--- Start TASK INPUTS ---

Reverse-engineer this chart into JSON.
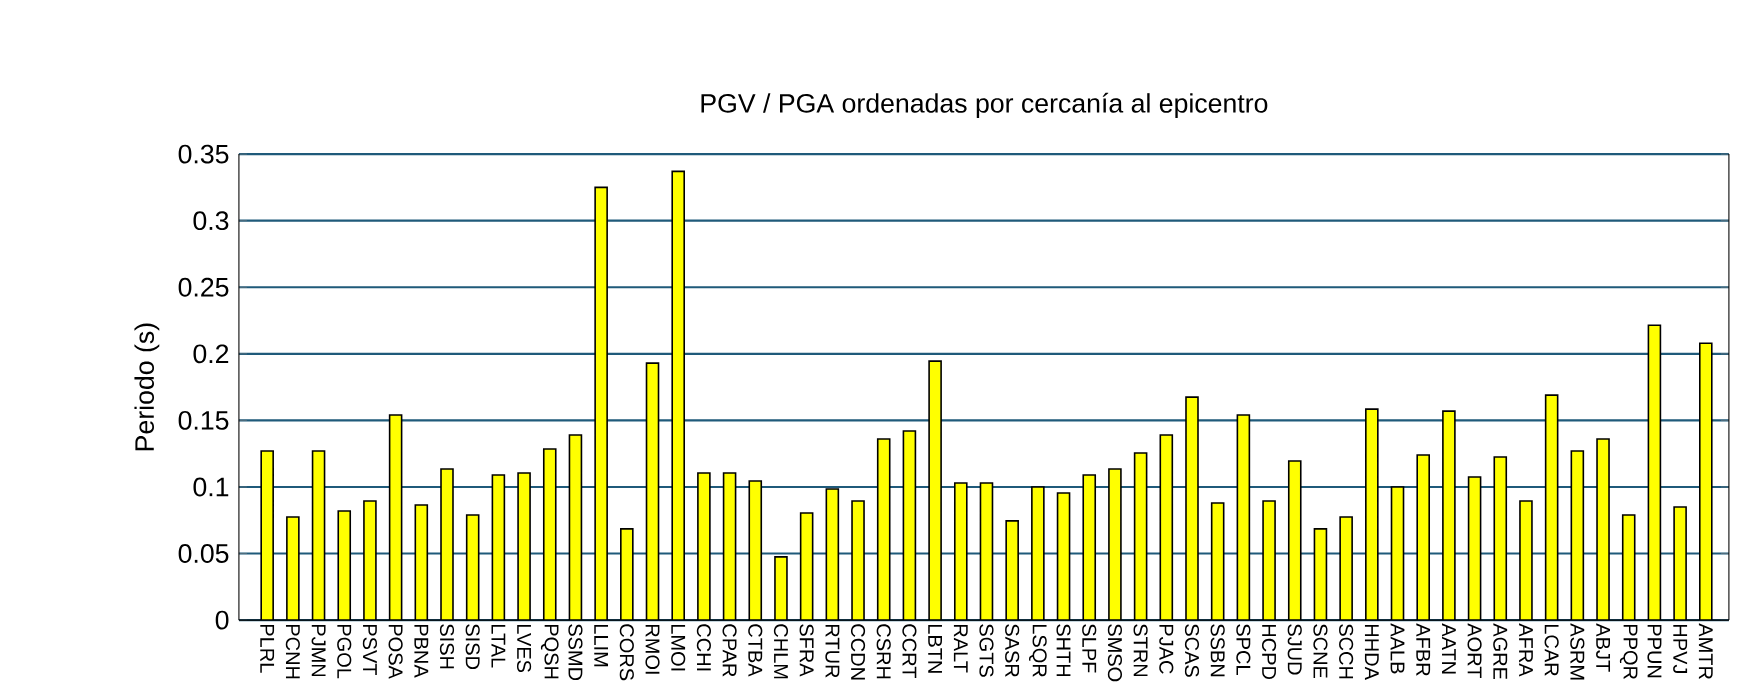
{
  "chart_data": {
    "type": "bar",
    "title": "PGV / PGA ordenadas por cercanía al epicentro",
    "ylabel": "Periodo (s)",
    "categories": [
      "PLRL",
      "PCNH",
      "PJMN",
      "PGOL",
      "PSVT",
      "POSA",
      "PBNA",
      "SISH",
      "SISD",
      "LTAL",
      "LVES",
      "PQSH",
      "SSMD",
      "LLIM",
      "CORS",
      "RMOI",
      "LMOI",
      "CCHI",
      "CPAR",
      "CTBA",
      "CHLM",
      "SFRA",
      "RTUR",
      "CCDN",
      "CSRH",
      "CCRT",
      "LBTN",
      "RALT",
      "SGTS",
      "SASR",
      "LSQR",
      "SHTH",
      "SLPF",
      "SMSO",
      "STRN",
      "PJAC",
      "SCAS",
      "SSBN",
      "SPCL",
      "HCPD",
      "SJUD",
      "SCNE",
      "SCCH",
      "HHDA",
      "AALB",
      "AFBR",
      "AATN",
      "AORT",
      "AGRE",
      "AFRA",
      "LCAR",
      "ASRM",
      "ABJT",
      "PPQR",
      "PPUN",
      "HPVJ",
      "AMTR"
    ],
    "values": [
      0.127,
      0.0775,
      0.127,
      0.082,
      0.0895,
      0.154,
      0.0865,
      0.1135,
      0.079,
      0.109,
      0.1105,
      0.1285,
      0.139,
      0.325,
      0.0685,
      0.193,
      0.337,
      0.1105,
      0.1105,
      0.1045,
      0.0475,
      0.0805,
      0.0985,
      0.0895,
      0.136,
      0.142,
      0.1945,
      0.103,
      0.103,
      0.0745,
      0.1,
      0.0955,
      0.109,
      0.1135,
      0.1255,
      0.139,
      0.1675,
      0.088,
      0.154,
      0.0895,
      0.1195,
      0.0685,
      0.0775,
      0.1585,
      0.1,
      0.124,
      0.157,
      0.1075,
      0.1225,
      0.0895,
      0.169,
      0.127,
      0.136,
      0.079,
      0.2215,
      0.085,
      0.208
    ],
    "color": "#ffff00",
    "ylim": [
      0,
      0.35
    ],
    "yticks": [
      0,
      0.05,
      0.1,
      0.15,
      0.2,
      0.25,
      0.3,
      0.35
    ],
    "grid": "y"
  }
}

--- End TASK INPUTS ---

# WHAT IS ASKED
Quote the material in full and exactly; do not carry over its pictures.

# ANSWER IN FULL
Reverse-engineer this chart into JSON.
{
  "chart_data": {
    "type": "bar",
    "title": "PGV / PGA ordenadas por cercanía al epicentro",
    "ylabel": "Periodo (s)",
    "categories": [
      "PLRL",
      "PCNH",
      "PJMN",
      "PGOL",
      "PSVT",
      "POSA",
      "PBNA",
      "SISH",
      "SISD",
      "LTAL",
      "LVES",
      "PQSH",
      "SSMD",
      "LLIM",
      "CORS",
      "RMOI",
      "LMOI",
      "CCHI",
      "CPAR",
      "CTBA",
      "CHLM",
      "SFRA",
      "RTUR",
      "CCDN",
      "CSRH",
      "CCRT",
      "LBTN",
      "RALT",
      "SGTS",
      "SASR",
      "LSQR",
      "SHTH",
      "SLPF",
      "SMSO",
      "STRN",
      "PJAC",
      "SCAS",
      "SSBN",
      "SPCL",
      "HCPD",
      "SJUD",
      "SCNE",
      "SCCH",
      "HHDA",
      "AALB",
      "AFBR",
      "AATN",
      "AORT",
      "AGRE",
      "AFRA",
      "LCAR",
      "ASRM",
      "ABJT",
      "PPQR",
      "PPUN",
      "HPVJ",
      "AMTR"
    ],
    "values": [
      0.127,
      0.0775,
      0.127,
      0.082,
      0.0895,
      0.154,
      0.0865,
      0.1135,
      0.079,
      0.109,
      0.1105,
      0.1285,
      0.139,
      0.325,
      0.0685,
      0.193,
      0.337,
      0.1105,
      0.1105,
      0.1045,
      0.0475,
      0.0805,
      0.0985,
      0.0895,
      0.136,
      0.142,
      0.1945,
      0.103,
      0.103,
      0.0745,
      0.1,
      0.0955,
      0.109,
      0.1135,
      0.1255,
      0.139,
      0.1675,
      0.088,
      0.154,
      0.0895,
      0.1195,
      0.0685,
      0.0775,
      0.1585,
      0.1,
      0.124,
      0.157,
      0.1075,
      0.1225,
      0.0895,
      0.169,
      0.127,
      0.136,
      0.079,
      0.2215,
      0.085,
      0.208
    ],
    "color": "#ffff00",
    "ylim": [
      0,
      0.35
    ],
    "yticks": [
      0,
      0.05,
      0.1,
      0.15,
      0.2,
      0.25,
      0.3,
      0.35
    ],
    "grid": "y"
  }
}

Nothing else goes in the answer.